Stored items
---------------

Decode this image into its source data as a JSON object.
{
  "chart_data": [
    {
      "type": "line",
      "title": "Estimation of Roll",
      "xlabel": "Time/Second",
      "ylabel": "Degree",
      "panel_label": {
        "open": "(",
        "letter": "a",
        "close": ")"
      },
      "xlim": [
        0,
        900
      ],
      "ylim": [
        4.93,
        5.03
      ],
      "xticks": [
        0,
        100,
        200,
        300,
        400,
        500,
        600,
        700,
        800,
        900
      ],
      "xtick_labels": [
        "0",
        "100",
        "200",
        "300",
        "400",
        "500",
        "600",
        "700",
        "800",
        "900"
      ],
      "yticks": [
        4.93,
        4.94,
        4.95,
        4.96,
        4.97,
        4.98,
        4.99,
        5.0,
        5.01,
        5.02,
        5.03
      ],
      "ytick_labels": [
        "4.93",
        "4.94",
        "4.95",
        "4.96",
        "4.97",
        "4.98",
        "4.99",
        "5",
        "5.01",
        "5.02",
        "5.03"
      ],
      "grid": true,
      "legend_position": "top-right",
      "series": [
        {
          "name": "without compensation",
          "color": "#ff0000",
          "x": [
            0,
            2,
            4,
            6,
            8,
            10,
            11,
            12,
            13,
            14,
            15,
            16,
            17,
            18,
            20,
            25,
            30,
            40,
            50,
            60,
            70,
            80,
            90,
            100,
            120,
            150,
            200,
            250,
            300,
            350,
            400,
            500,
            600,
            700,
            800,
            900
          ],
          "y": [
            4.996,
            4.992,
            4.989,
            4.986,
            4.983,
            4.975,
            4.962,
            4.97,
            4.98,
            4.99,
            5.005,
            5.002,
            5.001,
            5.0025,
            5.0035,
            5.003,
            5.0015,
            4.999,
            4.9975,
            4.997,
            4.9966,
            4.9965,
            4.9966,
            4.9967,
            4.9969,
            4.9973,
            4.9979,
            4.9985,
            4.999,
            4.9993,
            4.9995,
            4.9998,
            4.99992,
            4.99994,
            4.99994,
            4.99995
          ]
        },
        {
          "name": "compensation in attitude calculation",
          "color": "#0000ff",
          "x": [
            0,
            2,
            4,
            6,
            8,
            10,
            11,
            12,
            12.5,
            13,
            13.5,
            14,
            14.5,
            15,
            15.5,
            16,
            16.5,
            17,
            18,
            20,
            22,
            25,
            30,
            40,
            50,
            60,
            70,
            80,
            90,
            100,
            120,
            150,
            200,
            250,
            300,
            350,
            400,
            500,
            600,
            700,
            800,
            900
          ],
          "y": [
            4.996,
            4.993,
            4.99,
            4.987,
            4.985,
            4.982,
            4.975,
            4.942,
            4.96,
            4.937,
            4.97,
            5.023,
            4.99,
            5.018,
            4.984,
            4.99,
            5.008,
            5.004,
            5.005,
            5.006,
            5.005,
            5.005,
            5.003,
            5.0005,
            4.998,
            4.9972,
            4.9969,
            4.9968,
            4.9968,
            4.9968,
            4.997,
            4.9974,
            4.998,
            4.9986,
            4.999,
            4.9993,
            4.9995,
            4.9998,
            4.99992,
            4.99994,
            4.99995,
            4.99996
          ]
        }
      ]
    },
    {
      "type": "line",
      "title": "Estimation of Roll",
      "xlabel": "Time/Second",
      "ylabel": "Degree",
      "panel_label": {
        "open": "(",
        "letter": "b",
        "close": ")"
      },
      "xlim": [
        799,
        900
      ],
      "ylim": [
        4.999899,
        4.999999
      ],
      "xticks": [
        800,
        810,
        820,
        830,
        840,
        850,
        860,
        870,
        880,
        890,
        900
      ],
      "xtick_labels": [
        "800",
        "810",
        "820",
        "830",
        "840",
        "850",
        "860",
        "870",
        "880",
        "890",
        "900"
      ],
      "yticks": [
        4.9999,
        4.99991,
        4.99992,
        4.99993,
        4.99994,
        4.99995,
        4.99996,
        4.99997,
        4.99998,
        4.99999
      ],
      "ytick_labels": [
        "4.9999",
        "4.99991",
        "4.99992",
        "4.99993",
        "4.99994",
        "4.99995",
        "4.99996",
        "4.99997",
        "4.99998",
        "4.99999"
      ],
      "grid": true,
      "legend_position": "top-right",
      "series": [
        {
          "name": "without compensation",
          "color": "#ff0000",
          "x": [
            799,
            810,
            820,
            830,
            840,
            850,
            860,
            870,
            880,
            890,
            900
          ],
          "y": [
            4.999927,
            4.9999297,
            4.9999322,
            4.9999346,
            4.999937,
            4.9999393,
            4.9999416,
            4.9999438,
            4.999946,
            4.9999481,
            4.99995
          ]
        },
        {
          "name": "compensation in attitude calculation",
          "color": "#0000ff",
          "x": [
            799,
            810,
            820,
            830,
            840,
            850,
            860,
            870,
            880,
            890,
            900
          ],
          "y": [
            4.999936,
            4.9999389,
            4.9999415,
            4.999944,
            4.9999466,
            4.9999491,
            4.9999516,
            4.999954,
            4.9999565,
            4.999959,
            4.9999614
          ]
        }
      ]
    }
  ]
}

---------------

● **WORK INSTRUCTIONS**
The records above should be restated word for word, please.

● **THE REPLY**
Decode this image into its source data as a JSON object.
{
  "chart_data": [
    {
      "type": "line",
      "title": "Estimation of Roll",
      "xlabel": "Time/Second",
      "ylabel": "Degree",
      "panel_label": {
        "open": "(",
        "letter": "a",
        "close": ")"
      },
      "xlim": [
        0,
        900
      ],
      "ylim": [
        4.93,
        5.03
      ],
      "xticks": [
        0,
        100,
        200,
        300,
        400,
        500,
        600,
        700,
        800,
        900
      ],
      "xtick_labels": [
        "0",
        "100",
        "200",
        "300",
        "400",
        "500",
        "600",
        "700",
        "800",
        "900"
      ],
      "yticks": [
        4.93,
        4.94,
        4.95,
        4.96,
        4.97,
        4.98,
        4.99,
        5.0,
        5.01,
        5.02,
        5.03
      ],
      "ytick_labels": [
        "4.93",
        "4.94",
        "4.95",
        "4.96",
        "4.97",
        "4.98",
        "4.99",
        "5",
        "5.01",
        "5.02",
        "5.03"
      ],
      "grid": true,
      "legend_position": "top-right",
      "series": [
        {
          "name": "without compensation",
          "color": "#ff0000",
          "x": [
            0,
            2,
            4,
            6,
            8,
            10,
            11,
            12,
            13,
            14,
            15,
            16,
            17,
            18,
            20,
            25,
            30,
            40,
            50,
            60,
            70,
            80,
            90,
            100,
            120,
            150,
            200,
            250,
            300,
            350,
            400,
            500,
            600,
            700,
            800,
            900
          ],
          "y": [
            4.996,
            4.992,
            4.989,
            4.986,
            4.983,
            4.975,
            4.962,
            4.97,
            4.98,
            4.99,
            5.005,
            5.002,
            5.001,
            5.0025,
            5.0035,
            5.003,
            5.0015,
            4.999,
            4.9975,
            4.997,
            4.9966,
            4.9965,
            4.9966,
            4.9967,
            4.9969,
            4.9973,
            4.9979,
            4.9985,
            4.999,
            4.9993,
            4.9995,
            4.9998,
            4.99992,
            4.99994,
            4.99994,
            4.99995
          ]
        },
        {
          "name": "compensation in attitude calculation",
          "color": "#0000ff",
          "x": [
            0,
            2,
            4,
            6,
            8,
            10,
            11,
            12,
            12.5,
            13,
            13.5,
            14,
            14.5,
            15,
            15.5,
            16,
            16.5,
            17,
            18,
            20,
            22,
            25,
            30,
            40,
            50,
            60,
            70,
            80,
            90,
            100,
            120,
            150,
            200,
            250,
            300,
            350,
            400,
            500,
            600,
            700,
            800,
            900
          ],
          "y": [
            4.996,
            4.993,
            4.99,
            4.987,
            4.985,
            4.982,
            4.975,
            4.942,
            4.96,
            4.937,
            4.97,
            5.023,
            4.99,
            5.018,
            4.984,
            4.99,
            5.008,
            5.004,
            5.005,
            5.006,
            5.005,
            5.005,
            5.003,
            5.0005,
            4.998,
            4.9972,
            4.9969,
            4.9968,
            4.9968,
            4.9968,
            4.997,
            4.9974,
            4.998,
            4.9986,
            4.999,
            4.9993,
            4.9995,
            4.9998,
            4.99992,
            4.99994,
            4.99995,
            4.99996
          ]
        }
      ]
    },
    {
      "type": "line",
      "title": "Estimation of Roll",
      "xlabel": "Time/Second",
      "ylabel": "Degree",
      "panel_label": {
        "open": "(",
        "letter": "b",
        "close": ")"
      },
      "xlim": [
        799,
        900
      ],
      "ylim": [
        4.999899,
        4.999999
      ],
      "xticks": [
        800,
        810,
        820,
        830,
        840,
        850,
        860,
        870,
        880,
        890,
        900
      ],
      "xtick_labels": [
        "800",
        "810",
        "820",
        "830",
        "840",
        "850",
        "860",
        "870",
        "880",
        "890",
        "900"
      ],
      "yticks": [
        4.9999,
        4.99991,
        4.99992,
        4.99993,
        4.99994,
        4.99995,
        4.99996,
        4.99997,
        4.99998,
        4.99999
      ],
      "ytick_labels": [
        "4.9999",
        "4.99991",
        "4.99992",
        "4.99993",
        "4.99994",
        "4.99995",
        "4.99996",
        "4.99997",
        "4.99998",
        "4.99999"
      ],
      "grid": true,
      "legend_position": "top-right",
      "series": [
        {
          "name": "without compensation",
          "color": "#ff0000",
          "x": [
            799,
            810,
            820,
            830,
            840,
            850,
            860,
            870,
            880,
            890,
            900
          ],
          "y": [
            4.999927,
            4.9999297,
            4.9999322,
            4.9999346,
            4.999937,
            4.9999393,
            4.9999416,
            4.9999438,
            4.999946,
            4.9999481,
            4.99995
          ]
        },
        {
          "name": "compensation in attitude calculation",
          "color": "#0000ff",
          "x": [
            799,
            810,
            820,
            830,
            840,
            850,
            860,
            870,
            880,
            890,
            900
          ],
          "y": [
            4.999936,
            4.9999389,
            4.9999415,
            4.999944,
            4.9999466,
            4.9999491,
            4.9999516,
            4.999954,
            4.9999565,
            4.999959,
            4.9999614
          ]
        }
      ]
    }
  ]
}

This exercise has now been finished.